== Supplied material ==
----------

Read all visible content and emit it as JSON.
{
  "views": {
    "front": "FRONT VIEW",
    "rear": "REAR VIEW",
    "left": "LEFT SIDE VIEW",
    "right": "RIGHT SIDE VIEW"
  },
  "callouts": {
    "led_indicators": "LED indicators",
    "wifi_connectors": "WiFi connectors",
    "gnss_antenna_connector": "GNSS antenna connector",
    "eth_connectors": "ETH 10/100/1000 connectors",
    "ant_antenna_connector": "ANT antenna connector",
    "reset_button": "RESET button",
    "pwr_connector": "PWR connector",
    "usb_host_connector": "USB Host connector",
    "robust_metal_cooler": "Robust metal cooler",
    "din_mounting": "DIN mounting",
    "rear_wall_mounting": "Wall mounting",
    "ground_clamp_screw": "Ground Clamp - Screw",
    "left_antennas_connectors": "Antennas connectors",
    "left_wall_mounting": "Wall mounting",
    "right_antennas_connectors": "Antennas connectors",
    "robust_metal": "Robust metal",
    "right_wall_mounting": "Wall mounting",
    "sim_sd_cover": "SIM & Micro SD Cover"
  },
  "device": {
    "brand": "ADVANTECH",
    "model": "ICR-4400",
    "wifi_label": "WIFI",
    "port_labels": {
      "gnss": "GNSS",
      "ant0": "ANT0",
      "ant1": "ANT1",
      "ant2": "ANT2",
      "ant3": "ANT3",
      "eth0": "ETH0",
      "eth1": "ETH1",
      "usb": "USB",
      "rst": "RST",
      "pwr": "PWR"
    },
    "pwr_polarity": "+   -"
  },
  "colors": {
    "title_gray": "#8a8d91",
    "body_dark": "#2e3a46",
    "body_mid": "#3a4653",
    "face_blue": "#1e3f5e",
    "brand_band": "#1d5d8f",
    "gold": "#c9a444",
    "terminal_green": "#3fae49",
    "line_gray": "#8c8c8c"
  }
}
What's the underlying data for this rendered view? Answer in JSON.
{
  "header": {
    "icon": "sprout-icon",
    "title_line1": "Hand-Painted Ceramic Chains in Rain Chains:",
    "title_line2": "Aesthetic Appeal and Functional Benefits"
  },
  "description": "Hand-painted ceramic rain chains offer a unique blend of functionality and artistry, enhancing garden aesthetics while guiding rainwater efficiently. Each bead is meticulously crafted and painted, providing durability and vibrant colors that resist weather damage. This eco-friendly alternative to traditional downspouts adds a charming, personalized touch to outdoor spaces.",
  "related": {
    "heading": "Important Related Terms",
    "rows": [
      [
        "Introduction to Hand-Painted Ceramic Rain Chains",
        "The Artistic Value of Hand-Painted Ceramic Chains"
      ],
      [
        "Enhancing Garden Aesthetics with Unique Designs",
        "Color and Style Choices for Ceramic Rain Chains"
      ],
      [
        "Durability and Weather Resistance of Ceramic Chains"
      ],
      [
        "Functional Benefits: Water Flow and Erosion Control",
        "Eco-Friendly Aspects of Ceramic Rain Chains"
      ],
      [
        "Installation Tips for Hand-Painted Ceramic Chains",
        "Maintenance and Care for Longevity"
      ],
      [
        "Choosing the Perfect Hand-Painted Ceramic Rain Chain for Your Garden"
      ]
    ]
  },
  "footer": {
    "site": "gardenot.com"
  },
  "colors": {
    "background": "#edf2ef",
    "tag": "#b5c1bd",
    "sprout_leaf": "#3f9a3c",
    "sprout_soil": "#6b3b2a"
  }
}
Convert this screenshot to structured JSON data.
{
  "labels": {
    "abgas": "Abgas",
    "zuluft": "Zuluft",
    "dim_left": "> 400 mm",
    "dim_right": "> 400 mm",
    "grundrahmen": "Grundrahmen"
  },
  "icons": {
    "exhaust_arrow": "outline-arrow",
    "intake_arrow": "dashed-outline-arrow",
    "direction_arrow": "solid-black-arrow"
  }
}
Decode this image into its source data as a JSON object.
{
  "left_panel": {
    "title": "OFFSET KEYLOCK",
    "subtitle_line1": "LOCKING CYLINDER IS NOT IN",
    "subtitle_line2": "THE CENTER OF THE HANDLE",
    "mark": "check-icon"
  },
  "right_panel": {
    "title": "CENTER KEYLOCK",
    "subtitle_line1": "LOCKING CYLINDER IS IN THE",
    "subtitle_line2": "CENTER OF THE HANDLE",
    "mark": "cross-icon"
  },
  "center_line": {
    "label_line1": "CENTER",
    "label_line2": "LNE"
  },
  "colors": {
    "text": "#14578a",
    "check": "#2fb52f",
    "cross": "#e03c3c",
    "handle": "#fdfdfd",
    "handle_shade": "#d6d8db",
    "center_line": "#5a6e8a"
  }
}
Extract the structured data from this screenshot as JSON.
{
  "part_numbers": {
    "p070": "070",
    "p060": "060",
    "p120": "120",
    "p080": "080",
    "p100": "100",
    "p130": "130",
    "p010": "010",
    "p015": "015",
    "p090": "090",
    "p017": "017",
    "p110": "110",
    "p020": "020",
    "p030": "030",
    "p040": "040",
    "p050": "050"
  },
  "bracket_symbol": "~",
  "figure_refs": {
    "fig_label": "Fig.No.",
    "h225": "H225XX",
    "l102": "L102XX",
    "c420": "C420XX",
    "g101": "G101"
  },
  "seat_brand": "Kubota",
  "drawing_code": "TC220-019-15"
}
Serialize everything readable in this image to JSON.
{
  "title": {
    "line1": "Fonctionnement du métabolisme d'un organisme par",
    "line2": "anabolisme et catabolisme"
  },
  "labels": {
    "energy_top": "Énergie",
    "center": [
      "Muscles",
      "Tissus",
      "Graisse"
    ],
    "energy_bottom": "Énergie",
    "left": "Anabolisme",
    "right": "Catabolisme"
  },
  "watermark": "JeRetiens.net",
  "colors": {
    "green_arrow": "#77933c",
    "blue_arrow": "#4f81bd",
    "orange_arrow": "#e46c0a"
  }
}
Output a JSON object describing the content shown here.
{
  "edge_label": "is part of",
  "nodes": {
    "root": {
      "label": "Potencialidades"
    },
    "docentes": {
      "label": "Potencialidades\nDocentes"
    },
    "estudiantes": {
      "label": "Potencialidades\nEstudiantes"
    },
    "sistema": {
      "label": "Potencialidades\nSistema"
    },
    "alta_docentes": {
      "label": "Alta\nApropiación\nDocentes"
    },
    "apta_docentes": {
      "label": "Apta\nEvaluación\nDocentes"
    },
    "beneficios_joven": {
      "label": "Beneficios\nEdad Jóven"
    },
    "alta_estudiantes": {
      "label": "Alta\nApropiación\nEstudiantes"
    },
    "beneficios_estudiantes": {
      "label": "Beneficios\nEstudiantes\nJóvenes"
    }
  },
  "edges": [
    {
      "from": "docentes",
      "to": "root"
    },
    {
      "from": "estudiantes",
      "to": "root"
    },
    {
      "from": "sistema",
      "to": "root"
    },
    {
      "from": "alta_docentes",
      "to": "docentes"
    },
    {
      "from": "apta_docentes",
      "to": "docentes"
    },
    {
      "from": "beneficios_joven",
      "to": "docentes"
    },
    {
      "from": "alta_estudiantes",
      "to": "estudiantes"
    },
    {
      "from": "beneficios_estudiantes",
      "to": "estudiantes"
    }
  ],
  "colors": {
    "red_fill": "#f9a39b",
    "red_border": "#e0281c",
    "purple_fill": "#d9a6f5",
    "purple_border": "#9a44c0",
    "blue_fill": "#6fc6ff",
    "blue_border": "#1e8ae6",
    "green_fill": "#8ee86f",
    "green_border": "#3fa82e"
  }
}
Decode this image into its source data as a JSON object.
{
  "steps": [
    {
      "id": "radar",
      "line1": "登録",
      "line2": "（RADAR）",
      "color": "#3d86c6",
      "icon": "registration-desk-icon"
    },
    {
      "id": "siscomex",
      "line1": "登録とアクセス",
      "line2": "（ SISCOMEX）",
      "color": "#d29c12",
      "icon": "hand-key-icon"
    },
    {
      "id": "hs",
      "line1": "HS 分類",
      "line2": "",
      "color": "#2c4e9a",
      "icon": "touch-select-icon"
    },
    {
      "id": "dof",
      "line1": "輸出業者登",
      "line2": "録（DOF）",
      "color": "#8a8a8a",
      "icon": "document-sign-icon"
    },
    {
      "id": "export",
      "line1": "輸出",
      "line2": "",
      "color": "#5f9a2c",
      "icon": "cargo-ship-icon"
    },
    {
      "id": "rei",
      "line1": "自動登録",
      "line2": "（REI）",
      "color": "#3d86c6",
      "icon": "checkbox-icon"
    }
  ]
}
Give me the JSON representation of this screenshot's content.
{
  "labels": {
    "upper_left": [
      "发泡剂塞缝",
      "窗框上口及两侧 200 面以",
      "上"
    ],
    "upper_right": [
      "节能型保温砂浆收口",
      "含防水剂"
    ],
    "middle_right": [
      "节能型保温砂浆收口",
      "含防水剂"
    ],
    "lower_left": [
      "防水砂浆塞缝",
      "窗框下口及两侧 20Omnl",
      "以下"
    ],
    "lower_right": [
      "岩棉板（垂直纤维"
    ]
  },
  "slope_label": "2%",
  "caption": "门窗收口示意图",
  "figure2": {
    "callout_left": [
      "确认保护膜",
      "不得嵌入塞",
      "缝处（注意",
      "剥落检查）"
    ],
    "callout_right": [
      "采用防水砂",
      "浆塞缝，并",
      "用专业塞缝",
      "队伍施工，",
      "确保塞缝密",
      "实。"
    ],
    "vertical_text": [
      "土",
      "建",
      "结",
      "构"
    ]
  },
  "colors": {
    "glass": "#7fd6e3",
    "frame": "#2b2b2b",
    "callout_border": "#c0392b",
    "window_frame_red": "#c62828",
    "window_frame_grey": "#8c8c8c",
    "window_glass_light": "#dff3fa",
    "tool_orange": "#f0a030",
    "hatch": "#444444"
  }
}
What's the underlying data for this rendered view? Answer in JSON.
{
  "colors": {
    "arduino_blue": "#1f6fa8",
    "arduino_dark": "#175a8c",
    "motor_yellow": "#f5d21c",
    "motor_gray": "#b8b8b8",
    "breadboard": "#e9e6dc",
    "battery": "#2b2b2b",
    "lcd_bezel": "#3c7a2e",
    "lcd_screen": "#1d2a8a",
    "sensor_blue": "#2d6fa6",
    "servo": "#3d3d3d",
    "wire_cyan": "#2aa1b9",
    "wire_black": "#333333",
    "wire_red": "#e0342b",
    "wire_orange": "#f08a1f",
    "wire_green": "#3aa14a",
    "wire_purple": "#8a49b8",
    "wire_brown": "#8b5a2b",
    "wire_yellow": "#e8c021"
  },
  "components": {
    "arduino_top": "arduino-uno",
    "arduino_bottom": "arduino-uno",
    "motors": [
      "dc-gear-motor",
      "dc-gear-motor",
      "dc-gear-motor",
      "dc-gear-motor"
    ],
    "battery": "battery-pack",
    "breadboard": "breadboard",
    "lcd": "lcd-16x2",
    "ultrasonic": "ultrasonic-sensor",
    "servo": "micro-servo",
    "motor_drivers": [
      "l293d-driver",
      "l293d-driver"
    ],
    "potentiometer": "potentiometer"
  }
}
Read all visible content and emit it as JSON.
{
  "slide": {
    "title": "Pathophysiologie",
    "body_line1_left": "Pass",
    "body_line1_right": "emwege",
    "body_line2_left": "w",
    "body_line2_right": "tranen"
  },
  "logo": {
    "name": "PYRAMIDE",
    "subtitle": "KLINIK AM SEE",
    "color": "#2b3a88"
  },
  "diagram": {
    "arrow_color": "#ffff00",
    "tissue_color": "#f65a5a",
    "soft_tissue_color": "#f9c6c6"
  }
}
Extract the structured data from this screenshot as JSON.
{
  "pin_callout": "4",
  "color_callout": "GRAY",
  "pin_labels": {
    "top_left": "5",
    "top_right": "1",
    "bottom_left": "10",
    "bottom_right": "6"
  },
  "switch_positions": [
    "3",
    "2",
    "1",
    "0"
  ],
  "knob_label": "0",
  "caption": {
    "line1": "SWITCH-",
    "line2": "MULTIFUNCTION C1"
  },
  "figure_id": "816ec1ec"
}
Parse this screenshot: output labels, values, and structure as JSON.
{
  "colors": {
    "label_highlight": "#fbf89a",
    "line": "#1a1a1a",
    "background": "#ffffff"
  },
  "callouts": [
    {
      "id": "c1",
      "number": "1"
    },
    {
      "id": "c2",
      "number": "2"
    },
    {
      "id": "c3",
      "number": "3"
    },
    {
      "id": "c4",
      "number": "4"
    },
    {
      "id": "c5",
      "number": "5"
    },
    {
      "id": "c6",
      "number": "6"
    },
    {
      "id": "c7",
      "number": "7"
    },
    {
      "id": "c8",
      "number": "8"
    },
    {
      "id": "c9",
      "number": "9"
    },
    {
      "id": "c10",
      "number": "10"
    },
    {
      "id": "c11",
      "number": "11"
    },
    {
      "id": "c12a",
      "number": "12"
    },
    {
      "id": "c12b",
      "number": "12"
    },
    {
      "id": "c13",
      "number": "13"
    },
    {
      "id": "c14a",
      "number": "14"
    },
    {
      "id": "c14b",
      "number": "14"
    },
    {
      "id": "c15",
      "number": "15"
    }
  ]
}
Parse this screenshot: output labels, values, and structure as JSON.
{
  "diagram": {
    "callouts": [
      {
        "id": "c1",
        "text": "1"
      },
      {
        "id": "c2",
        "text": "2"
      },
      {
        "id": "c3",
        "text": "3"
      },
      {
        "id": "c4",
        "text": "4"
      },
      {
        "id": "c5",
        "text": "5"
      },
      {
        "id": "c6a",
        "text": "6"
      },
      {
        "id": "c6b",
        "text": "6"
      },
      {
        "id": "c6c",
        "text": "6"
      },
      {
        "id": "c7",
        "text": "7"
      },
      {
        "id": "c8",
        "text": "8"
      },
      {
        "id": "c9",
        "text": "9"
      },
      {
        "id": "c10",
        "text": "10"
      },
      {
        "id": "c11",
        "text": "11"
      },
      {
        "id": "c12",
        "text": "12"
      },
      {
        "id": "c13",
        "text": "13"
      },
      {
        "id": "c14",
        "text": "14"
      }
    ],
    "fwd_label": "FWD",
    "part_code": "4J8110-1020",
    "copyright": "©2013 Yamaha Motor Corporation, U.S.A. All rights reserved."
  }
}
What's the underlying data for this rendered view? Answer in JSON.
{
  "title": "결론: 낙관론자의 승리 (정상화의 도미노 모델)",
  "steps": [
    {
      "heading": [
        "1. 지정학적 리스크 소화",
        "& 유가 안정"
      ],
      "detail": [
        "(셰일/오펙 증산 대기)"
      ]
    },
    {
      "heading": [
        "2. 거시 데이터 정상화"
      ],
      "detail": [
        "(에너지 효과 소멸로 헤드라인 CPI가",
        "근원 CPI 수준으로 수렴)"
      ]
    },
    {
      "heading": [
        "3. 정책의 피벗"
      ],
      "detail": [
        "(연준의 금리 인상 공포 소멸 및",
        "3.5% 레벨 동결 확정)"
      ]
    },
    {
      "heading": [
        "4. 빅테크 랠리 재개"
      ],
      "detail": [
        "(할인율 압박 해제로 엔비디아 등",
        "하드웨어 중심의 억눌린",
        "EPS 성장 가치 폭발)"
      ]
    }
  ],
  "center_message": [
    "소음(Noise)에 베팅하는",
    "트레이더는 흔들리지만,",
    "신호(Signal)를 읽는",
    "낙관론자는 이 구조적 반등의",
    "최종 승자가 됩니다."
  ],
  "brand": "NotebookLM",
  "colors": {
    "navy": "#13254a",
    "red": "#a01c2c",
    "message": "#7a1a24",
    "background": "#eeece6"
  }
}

----------

== Problem to work on ==
From the entries above, list each line with "CYLINDER" in it.

== Solution for this task ==
    "subtitle_line1": "LOCKING CYLINDER IS NOT IN",
    "subtitle_line1": "LOCKING CYLINDER IS IN THE",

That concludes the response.